[start of Listed records]

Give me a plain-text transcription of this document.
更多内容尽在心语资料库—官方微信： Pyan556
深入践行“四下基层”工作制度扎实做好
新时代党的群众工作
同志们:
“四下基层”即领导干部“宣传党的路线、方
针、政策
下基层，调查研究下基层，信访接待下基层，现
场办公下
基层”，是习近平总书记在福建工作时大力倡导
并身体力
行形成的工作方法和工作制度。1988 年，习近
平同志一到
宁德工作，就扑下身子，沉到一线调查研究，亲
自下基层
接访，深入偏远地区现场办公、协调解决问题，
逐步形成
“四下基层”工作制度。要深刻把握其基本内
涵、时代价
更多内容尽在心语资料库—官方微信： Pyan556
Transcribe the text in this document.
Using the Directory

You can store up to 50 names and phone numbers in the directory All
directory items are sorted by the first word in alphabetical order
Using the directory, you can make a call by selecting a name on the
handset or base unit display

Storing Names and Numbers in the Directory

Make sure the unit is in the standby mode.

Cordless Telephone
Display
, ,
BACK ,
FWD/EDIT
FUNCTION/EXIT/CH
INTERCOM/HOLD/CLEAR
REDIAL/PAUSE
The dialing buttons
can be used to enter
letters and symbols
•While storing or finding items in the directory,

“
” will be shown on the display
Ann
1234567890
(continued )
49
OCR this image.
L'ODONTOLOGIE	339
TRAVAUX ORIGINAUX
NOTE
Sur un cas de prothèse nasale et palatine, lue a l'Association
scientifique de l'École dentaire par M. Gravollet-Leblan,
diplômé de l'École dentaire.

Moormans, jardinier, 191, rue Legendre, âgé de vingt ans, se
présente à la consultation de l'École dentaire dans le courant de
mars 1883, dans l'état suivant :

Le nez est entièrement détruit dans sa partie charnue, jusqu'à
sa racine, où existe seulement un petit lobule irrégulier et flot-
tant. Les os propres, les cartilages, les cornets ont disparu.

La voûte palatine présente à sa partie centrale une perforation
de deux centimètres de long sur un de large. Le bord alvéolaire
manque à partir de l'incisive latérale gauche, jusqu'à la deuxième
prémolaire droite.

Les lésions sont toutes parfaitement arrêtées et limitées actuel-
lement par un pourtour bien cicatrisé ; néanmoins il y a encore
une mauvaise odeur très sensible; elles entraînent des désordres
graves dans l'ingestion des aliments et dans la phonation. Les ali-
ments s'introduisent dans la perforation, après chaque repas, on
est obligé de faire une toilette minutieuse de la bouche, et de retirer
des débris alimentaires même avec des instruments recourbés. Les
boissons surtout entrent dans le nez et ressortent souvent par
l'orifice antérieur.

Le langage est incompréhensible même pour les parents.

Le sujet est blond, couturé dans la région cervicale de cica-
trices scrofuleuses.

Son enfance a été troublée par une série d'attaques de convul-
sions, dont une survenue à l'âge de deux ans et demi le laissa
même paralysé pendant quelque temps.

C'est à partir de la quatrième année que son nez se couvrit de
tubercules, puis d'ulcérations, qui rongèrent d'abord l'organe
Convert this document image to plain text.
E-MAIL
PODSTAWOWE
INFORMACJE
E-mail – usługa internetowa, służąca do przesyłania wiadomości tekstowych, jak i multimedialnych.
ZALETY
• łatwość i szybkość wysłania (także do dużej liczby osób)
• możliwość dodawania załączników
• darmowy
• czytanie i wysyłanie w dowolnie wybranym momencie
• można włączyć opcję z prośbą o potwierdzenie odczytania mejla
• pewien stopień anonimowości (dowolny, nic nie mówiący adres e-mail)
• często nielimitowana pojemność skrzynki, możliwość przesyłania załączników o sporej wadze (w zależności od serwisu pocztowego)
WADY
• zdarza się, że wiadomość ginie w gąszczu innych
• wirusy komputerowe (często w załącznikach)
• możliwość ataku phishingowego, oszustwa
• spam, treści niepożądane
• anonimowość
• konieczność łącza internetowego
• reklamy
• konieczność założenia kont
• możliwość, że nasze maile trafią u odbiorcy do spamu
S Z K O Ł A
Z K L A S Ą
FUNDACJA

[end of Listed records]

Collect every line from the records above that contains the word "image".

**Exercise response:**
OCR this image.
Convert this document image to plain text.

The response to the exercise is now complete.